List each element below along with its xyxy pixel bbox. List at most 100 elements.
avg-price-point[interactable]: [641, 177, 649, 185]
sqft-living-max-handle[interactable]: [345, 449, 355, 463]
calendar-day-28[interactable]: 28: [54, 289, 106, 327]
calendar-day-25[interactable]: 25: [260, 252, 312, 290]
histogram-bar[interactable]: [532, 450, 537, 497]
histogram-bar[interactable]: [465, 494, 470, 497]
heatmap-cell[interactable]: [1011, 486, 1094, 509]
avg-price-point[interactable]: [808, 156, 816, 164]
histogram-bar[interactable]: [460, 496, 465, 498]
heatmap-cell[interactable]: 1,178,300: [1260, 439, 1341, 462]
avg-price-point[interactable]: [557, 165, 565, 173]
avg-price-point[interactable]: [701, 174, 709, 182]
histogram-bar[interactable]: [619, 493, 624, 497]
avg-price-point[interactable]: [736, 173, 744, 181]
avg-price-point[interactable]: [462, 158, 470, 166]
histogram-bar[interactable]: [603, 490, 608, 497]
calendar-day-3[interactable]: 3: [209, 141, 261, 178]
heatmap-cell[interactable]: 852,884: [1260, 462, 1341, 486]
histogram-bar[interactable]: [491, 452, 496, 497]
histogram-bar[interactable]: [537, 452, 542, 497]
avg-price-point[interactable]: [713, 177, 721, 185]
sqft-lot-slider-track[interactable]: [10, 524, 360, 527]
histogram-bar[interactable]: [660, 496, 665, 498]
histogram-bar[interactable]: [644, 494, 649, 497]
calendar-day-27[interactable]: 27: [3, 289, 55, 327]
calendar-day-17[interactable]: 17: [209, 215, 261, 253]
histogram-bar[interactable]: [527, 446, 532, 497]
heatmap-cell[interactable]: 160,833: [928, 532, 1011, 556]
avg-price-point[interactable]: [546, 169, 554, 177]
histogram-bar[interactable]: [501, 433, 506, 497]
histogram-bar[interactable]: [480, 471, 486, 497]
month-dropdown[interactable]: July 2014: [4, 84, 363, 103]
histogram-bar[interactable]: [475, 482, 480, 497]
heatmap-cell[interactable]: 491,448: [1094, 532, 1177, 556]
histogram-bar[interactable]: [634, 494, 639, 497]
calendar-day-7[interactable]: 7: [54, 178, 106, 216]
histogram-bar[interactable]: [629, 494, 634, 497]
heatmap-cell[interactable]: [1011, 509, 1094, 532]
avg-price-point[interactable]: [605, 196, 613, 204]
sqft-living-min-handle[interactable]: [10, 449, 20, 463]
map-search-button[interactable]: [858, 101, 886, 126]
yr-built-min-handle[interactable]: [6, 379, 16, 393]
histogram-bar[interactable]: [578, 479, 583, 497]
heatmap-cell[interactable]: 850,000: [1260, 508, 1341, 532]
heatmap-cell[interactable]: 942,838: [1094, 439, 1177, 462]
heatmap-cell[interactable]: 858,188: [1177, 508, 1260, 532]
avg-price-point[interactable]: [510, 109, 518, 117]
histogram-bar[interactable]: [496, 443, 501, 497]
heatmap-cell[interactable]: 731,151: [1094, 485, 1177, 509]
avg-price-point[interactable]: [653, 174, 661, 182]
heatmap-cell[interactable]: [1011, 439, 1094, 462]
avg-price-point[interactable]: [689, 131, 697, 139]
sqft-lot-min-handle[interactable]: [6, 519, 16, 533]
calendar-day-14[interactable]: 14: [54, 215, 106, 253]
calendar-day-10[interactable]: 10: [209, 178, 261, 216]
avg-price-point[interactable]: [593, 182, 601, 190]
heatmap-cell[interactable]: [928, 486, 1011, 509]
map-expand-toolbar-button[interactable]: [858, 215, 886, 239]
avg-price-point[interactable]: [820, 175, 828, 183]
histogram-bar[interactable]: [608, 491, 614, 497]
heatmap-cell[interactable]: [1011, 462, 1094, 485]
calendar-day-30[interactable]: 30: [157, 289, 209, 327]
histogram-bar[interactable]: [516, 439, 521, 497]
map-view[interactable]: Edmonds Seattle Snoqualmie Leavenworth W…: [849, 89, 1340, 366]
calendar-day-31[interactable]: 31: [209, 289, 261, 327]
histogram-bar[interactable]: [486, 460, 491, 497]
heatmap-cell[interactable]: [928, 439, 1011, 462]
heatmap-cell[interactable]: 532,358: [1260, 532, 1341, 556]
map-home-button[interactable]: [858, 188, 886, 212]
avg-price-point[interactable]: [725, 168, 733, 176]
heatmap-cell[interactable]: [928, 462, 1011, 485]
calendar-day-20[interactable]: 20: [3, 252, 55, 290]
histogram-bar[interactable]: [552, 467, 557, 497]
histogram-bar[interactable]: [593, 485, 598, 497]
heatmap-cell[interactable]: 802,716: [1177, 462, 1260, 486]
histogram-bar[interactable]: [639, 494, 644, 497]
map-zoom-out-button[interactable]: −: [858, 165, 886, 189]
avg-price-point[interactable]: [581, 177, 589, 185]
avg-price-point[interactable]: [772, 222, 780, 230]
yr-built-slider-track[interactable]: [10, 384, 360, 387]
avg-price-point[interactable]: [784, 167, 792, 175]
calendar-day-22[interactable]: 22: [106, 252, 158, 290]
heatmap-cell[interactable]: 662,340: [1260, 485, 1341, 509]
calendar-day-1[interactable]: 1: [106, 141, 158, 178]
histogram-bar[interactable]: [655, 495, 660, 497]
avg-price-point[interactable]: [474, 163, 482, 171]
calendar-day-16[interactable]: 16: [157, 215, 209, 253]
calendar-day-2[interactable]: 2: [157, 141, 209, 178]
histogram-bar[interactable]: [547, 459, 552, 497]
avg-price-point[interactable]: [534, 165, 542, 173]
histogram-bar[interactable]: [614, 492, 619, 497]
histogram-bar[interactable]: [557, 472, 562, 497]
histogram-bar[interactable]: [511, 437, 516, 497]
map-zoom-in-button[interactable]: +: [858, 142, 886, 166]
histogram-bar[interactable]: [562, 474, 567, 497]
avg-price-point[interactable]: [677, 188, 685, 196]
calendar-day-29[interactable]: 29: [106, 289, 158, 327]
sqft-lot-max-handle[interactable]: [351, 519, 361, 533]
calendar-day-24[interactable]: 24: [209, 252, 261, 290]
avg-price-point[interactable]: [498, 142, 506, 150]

* _WHAT IS EXPECTED_
Rewrite the items from their first line through the line that contains "histogram-bar[interactable]: [465, 494, 470, 497]", renaming "avg-price-point" to "average-price-point" and leaving everything else unchanged.

* _COMPLETED TASK_
List each element below along with its xyxy pixel bbox. List at most 100 elements.
average-price-point[interactable]: [641, 177, 649, 185]
sqft-living-max-handle[interactable]: [345, 449, 355, 463]
calendar-day-28[interactable]: 28: [54, 289, 106, 327]
calendar-day-25[interactable]: 25: [260, 252, 312, 290]
histogram-bar[interactable]: [532, 450, 537, 497]
histogram-bar[interactable]: [465, 494, 470, 497]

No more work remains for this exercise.